- _Task description_
Copy every line of the records below where the word "color" occurs.

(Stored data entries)

────────

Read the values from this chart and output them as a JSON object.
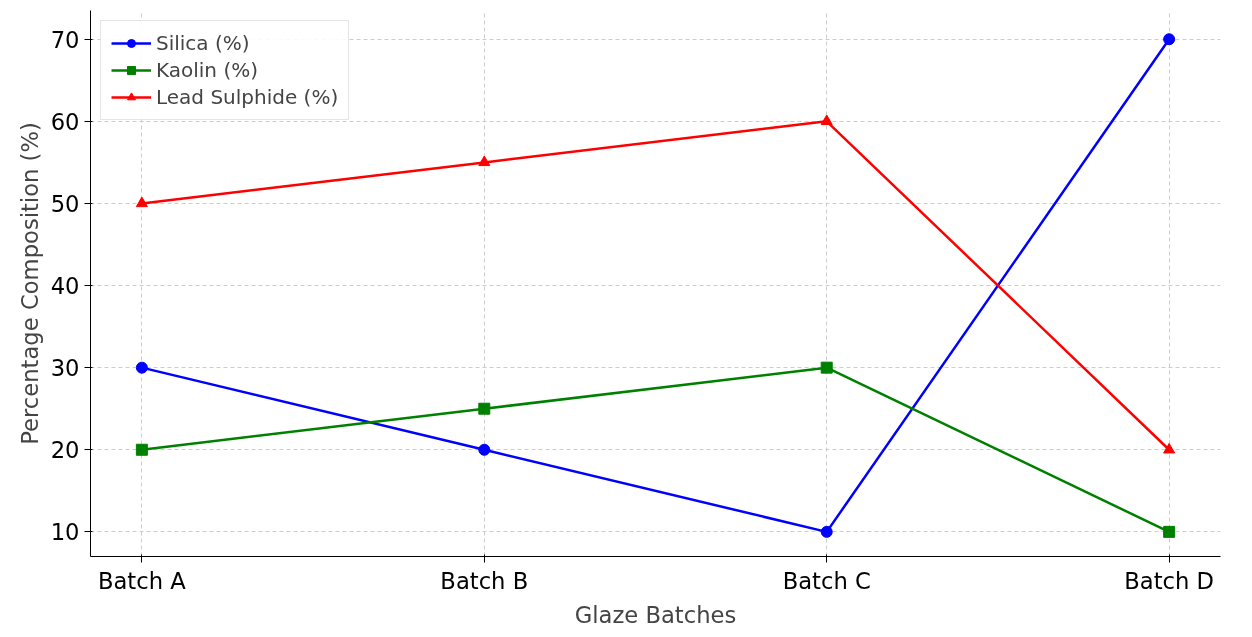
{
  "chart_data": {
    "type": "line",
    "xlabel": "Glaze Batches",
    "ylabel": "Percentage Composition (%)",
    "categories": [
      "Batch A",
      "Batch B",
      "Batch C",
      "Batch D"
    ],
    "series": [
      {
        "name": "Silica (%)",
        "color": "#0000ff",
        "marker": "circle",
        "values": [
          30,
          20,
          10,
          70
        ]
      },
      {
        "name": "Kaolin (%)",
        "color": "#008000",
        "marker": "square",
        "values": [
          20,
          25,
          30,
          10
        ]
      },
      {
        "name": "Lead Sulphide (%)",
        "color": "#ff0000",
        "marker": "triangle",
        "values": [
          50,
          55,
          60,
          20
        ]
      }
    ],
    "ylim": [
      7,
      73.5
    ],
    "yticks": [
      10,
      20,
      30,
      40,
      50,
      60,
      70
    ],
    "grid": true,
    "legend": "top left",
    "line_style": "solid"
  }
}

────────

- _Response to the task_
        "color": "#0000ff",
        "color": "#008000",
        "color": "#ff0000",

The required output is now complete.